- **PROBLEMS TO SOLVE**
1. In the forum post about Calvinism, which book is the letter writer to Dr. Craig currently reading?
2. Duplicate the part of the forum post about Calvinism starting at "The thought occurred" and ending at "resurrection is certain.".

- **PASSAGE PROVIDED**
((

Seraph wrote:Calvinsism necessarily implies though that God predestined people to sin, and then He sends them to hell for it. I don't feel like the God we worship would do such a thing. Whether or not it was the persons own supposed "will" doesn't really matter, it traces back to God who predestined it that way. The only way it seems that God could pour out wrath on a sinner, is if He had nothing to do with their sin, and they acted defiant by their will completely and freely.
Here is something from Craig on this subject quoted below from his Q and A section:
Dear Dr. Craig,

http://www.reasonablefaith.org/molinism ... e-election


I am an atheist currently reading Reasonable Faith, and I must begin by saying how engaging and challenging your book has so far been! I am looking forward to reading more of your ideas in your other books, as well, and as a member of the "loyal opposition" I applaud you for a job well done in your search for the truth.

I have two very different questions. Thank you in advance for your time and consideration in addressing them, and I look forward to your response.

First, in one of your early chapters in Reasonable Faith, you claim to lay the foundation for the resurrection of Christ from the dead by God by cumulatively building a case for the existence of a personal, moral, powerful divine Creator who is temporal with our universe, and then on the basis of your case you make the claim that God raised Jesus from the dead.

The thought occurred to me, then, whether it would be valid for an atheist in a debate with you to likewise present a cumulative case for the nonexistence of God as you defined Him, and similar to your method, conclude that at the very most Jesus raised from the dead by means of something different from God as given in your cumulative case - thereby concluding that Christianity is false even if a historical resurrection is certain.

))

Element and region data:

((

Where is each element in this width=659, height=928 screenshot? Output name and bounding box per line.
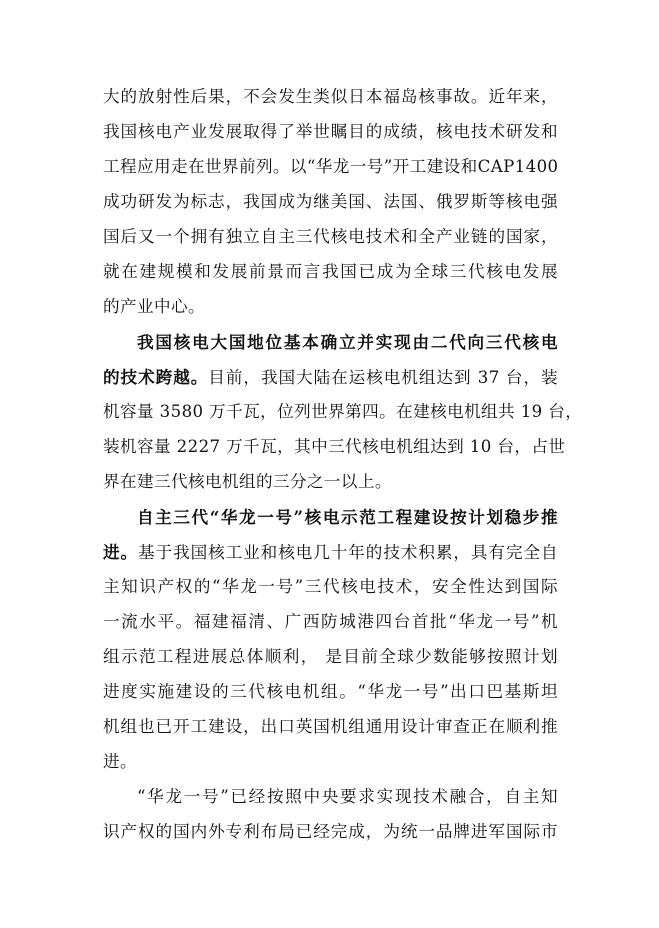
paragraph-lead: 进。 xyxy=(103,542,139,562)
text-line: 一流水平。福建福清、广西防城港四台首批“华龙一号”机 xyxy=(103,612,558,631)
text-line: 进。 xyxy=(103,752,137,771)
text-line: 界在建三代核电机组的三分之一以上。 xyxy=(103,472,392,491)
text-line: 机容量 3580 万千瓦，位列世界第四。在建核电机组共 19 台， xyxy=(103,402,583,421)
text-line: 装机容量 2227 万千瓦，其中三代核电机组达到 10 台，占世 xyxy=(103,437,566,456)
paragraph-lead: 自主三代“华龙一号”核电示范工程建设按计划稳步推 xyxy=(137,507,558,527)
text-line xyxy=(137,329,558,355)
text-line: 成功研发为标志，我国成为继美国、法国、俄罗斯等核电强 xyxy=(103,192,558,211)
paragraph-lead: 我国核电大国地位基本确立并实现由二代向三代核电 xyxy=(137,332,558,352)
paragraph-lead: 的技术跨越。 xyxy=(103,367,209,387)
text-line: 主知识产权的“华龙一号”三代核电技术，安全性达到国际 xyxy=(103,577,558,596)
line-text: 目前，我国大陆在运核电机组达到 37 台，装 xyxy=(208,368,558,387)
text-line: 工程应用走在世界前列。以“华龙一号”开工建设和CAP1400 xyxy=(103,157,559,176)
text-line: 的产业中心。 xyxy=(103,297,205,316)
text-line: “华龙一号”已经按照中央要求实现技术融合，自主知 xyxy=(137,787,558,806)
text-line xyxy=(103,364,558,390)
text-line: 识产权的国内外专利布局已经完成，为统一品牌进军国际市 xyxy=(103,822,558,841)
text-line: 就在建规模和发展前景而言我国已成为全球三代核电发展 xyxy=(103,262,558,281)
text-line: 国后又一个拥有独立自主三代核电技术和全产业链的国家， xyxy=(103,227,558,246)
line-text: 基于我国核工业和核电几十年的技术积累，具有完全自 xyxy=(138,543,558,562)
text-line xyxy=(137,504,558,530)
text-line: 机组也已开工建设，出口英国机组通用设计审查正在顺利推 xyxy=(103,717,558,736)
text-line: 我国核电产业发展取得了举世瞩目的成绩，核电技术研发和 xyxy=(103,122,558,141)
text-line xyxy=(103,539,558,565)
text-line: 进度实施建设的三代核电机组。“华龙一号”出口巴基斯坦 xyxy=(103,682,558,701)
text-line: 组示范工程进展总体顺利， 是目前全球少数能够按照计划 xyxy=(103,647,558,666)
text-line: 大的放射性后果，不会发生类似日本福岛核事故。近年来， xyxy=(103,87,558,106)
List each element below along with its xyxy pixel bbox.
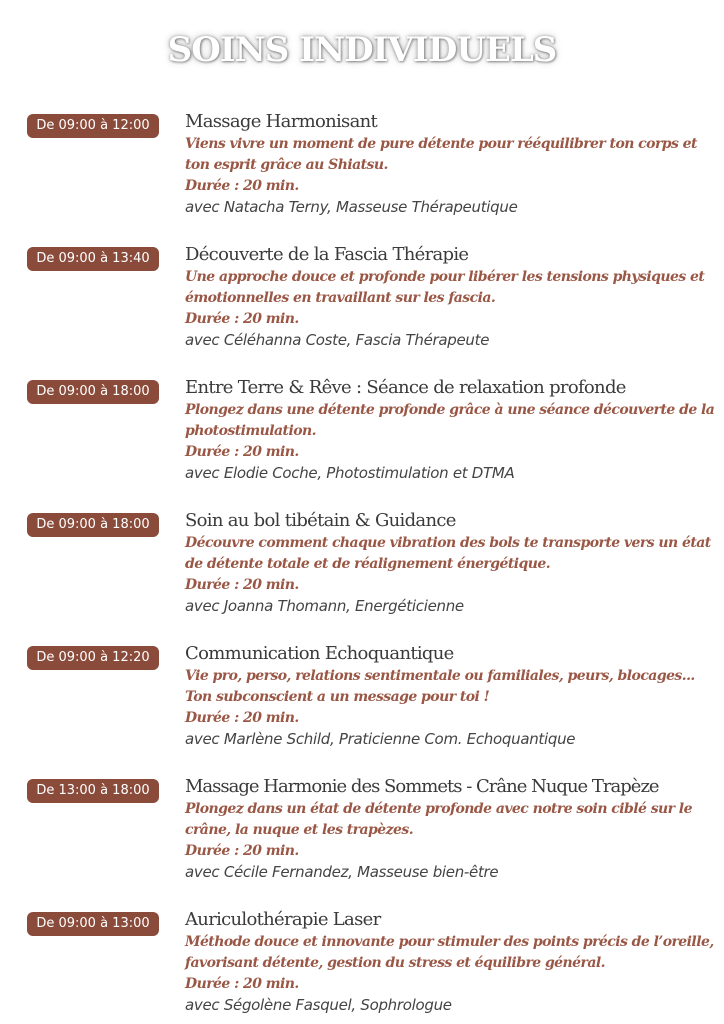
time-badge: De 09:00 à 13:40 xyxy=(27,247,159,271)
session-duration: Durée : 20 min. xyxy=(185,976,299,992)
session-title: Massage Harmonie des Sommets - Crâne Nuque Trapèze xyxy=(185,776,659,797)
time-badge: De 09:00 à 13:00 xyxy=(27,912,159,936)
session-description: Viens vivre un moment de pure détente pour rééquilibrer ton corps et ton esprit grâce au Shiatsu. xyxy=(185,136,697,173)
session-practitioner: avec Céléhanna Coste, Fascia Thérapeute xyxy=(185,331,490,349)
session-description: Plongez dans un état de détente profonde avec notre soin ciblé sur le crâne, la nuque et les trapèzes. xyxy=(185,801,692,838)
session-description: Méthode douce et innovante pour stimuler des points précis de l’oreille, favorisant détente, gestion du stress et équilibre général. xyxy=(185,934,714,971)
session-title: Découverte de la Fascia Thérapie xyxy=(185,244,469,265)
session-content xyxy=(185,376,720,484)
session-practitioner: avec Cécile Fernandez, Masseuse bien-être xyxy=(185,863,499,881)
session-title: Soin au bol tibétain & Guidance xyxy=(185,510,456,531)
page-title: SOINS INDIVIDUELS xyxy=(167,30,557,70)
session-title: Massage Harmonisant xyxy=(185,111,378,132)
time-badge: De 13:00 à 18:00 xyxy=(27,779,159,803)
session-content xyxy=(185,243,720,351)
time-badge: De 09:00 à 12:20 xyxy=(27,646,159,670)
session-duration: Durée : 20 min. xyxy=(185,311,299,327)
time-badge: De 09:00 à 18:00 xyxy=(27,513,159,537)
session-practitioner: avec Natacha Terny, Masseuse Thérapeutique xyxy=(185,198,518,216)
session-content xyxy=(185,908,720,1016)
session-practitioner: avec Joanna Thomann, Energéticienne xyxy=(185,597,464,615)
session-practitioner: avec Elodie Coche, Photostimulation et DTMA xyxy=(185,464,515,482)
session-duration: Durée : 20 min. xyxy=(185,843,299,859)
session-duration: Durée : 20 min. xyxy=(185,178,299,194)
session-content xyxy=(185,509,720,617)
session-content xyxy=(185,775,720,883)
session-practitioner: avec Marlène Schild, Praticienne Com. Echoquantique xyxy=(185,730,576,748)
session-duration: Durée : 20 min. xyxy=(185,444,299,460)
session-title: Entre Terre & Rêve : Séance de relaxation profonde xyxy=(185,377,626,398)
session-description: Découvre comment chaque vibration des bols te transporte vers un état de détente totale et de réalignement énergétique. xyxy=(185,535,711,572)
session-duration: Durée : 20 min. xyxy=(185,577,299,593)
session-description: Une approche douce et profonde pour libérer les tensions physiques et émotionnelles en travaillant sur les fascia. xyxy=(185,269,705,306)
time-badge: De 09:00 à 12:00 xyxy=(27,114,159,138)
session-content xyxy=(185,642,720,750)
session-title: Auriculothérapie Laser xyxy=(185,909,381,930)
session-description: Vie pro, perso, relations sentimentale ou familiales, peurs, blocages... Ton subconscient a un message pour toi ! xyxy=(185,668,695,705)
session-practitioner: avec Ségolène Fasquel, Sophrologue xyxy=(185,996,452,1014)
session-content xyxy=(185,110,720,218)
session-title: Communication Echoquantique xyxy=(185,643,454,664)
session-duration: Durée : 20 min. xyxy=(185,710,299,726)
time-badge: De 09:00 à 18:00 xyxy=(27,380,159,404)
session-description: Plongez dans une détente profonde grâce à une séance découverte de la photostimulation. xyxy=(185,402,715,439)
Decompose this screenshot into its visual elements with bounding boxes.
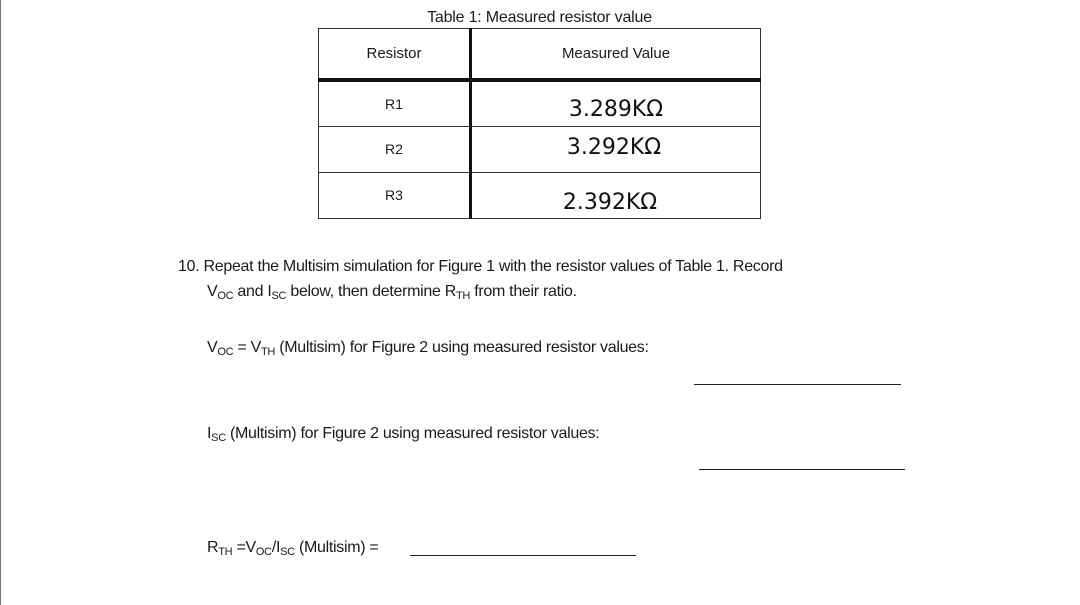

))

- **RESPONSE LIST**
1. Reasonable Faith

2.
The thought occurred to me, then, whether it would be valid for an atheist in a debate with you to likewise present a cumulative case for the nonexistence of God as you defined Him, and similar to your method, conclude that at the very most Jesus raised from the dead by means of something different from God as given in your cumulative case - thereby concluding that Christianity is false even if a historical resurrection is certain.